— START —

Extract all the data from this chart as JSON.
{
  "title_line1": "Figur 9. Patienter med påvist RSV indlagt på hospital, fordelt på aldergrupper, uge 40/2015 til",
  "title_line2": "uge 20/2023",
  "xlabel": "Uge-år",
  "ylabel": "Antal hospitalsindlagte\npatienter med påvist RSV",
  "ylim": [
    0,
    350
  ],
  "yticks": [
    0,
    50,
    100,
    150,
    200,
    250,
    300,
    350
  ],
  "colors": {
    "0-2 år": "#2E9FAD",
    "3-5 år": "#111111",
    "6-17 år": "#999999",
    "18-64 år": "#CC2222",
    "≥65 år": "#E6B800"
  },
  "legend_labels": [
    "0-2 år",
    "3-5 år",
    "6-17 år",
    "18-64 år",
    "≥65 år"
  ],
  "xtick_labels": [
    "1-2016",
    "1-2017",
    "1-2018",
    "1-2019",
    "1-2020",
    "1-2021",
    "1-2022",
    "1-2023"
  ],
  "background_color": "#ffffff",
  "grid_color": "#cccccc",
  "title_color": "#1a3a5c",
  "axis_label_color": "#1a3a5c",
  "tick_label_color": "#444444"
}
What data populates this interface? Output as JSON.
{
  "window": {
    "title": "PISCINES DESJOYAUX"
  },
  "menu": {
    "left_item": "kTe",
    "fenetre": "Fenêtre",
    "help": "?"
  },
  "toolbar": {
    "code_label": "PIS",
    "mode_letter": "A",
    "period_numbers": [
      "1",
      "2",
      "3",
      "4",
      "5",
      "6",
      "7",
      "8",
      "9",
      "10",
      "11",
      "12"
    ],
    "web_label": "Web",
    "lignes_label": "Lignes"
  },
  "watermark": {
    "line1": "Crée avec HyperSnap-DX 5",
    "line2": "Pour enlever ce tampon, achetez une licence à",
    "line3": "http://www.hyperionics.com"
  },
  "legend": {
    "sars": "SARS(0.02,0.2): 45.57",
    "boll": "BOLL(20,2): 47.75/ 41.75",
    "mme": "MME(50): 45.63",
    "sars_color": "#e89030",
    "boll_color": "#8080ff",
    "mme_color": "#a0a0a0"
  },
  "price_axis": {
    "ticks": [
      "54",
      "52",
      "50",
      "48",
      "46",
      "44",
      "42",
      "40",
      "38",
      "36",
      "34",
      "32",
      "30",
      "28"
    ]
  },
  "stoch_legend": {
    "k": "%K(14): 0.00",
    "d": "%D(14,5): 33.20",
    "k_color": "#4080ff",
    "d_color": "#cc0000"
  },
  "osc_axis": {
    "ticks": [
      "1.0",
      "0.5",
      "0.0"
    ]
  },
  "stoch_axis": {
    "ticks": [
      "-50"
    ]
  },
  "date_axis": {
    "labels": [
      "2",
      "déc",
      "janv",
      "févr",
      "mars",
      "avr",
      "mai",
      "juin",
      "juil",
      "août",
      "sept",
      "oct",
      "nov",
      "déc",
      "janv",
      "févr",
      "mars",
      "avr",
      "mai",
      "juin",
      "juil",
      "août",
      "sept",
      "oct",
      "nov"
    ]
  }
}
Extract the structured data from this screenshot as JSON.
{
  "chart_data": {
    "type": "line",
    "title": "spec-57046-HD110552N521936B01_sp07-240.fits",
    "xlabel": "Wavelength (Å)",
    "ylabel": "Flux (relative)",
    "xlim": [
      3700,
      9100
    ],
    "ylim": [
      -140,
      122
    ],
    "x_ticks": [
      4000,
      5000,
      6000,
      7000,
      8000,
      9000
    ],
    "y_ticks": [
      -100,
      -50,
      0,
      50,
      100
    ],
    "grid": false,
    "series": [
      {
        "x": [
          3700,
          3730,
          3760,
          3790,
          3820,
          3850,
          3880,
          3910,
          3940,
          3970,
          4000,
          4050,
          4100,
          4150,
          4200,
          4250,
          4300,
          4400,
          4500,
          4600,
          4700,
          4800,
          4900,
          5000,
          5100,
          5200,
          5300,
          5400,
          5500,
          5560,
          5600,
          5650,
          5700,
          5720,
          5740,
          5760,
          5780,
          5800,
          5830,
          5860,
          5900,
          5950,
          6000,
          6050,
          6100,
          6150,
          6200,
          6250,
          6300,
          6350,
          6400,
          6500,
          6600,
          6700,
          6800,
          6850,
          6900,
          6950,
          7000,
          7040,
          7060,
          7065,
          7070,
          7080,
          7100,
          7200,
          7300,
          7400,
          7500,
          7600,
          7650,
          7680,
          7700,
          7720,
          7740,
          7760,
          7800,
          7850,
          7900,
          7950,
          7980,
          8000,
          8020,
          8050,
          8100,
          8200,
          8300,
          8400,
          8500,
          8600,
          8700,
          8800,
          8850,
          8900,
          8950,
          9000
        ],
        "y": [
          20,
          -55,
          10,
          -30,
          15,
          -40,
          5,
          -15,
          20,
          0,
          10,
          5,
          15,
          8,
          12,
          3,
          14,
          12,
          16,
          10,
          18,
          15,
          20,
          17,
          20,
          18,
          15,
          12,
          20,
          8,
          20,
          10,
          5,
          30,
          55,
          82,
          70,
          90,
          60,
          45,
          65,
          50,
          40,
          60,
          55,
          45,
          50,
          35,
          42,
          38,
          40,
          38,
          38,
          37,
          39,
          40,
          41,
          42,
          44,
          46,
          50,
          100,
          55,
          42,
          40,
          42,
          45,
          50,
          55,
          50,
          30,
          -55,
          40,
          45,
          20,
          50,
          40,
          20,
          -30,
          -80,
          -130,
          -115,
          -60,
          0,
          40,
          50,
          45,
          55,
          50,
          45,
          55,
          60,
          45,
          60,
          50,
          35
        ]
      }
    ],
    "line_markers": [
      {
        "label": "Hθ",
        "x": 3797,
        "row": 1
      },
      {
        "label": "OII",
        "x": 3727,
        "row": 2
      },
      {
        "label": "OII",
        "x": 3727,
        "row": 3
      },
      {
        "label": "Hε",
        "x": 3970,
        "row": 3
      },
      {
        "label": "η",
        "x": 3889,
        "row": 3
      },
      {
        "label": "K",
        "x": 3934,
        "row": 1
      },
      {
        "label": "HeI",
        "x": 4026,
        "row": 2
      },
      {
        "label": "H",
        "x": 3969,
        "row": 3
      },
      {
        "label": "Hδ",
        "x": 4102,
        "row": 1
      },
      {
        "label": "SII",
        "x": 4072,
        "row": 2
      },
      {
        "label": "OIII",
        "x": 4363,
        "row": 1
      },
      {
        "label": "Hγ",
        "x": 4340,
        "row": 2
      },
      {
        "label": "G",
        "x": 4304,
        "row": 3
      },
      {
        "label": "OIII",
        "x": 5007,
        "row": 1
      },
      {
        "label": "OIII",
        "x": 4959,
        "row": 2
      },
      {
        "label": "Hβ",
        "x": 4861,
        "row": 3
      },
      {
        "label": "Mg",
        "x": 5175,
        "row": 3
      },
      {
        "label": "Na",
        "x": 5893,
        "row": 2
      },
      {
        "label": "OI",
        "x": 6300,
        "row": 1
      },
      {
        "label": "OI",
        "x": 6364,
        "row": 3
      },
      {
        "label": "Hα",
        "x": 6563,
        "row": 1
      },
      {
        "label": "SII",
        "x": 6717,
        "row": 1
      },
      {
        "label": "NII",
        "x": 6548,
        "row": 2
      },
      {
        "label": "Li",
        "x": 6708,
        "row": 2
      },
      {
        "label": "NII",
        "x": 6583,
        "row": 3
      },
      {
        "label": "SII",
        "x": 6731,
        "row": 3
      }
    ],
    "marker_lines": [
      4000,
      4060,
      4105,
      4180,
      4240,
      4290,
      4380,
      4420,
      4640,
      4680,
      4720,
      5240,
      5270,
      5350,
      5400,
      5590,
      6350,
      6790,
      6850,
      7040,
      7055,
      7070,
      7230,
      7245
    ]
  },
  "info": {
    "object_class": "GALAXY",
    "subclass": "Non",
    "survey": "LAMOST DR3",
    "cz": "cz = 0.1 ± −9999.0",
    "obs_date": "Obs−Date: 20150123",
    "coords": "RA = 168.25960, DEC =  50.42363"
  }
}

— END —

=== Challenge ===
Identify the lines above with the word "JSON". Copy them.

=== Exercise output ===
Extract all the data from this chart as JSON.
What data populates this interface? Output as JSON.
Extract the structured data from this screenshot as JSON.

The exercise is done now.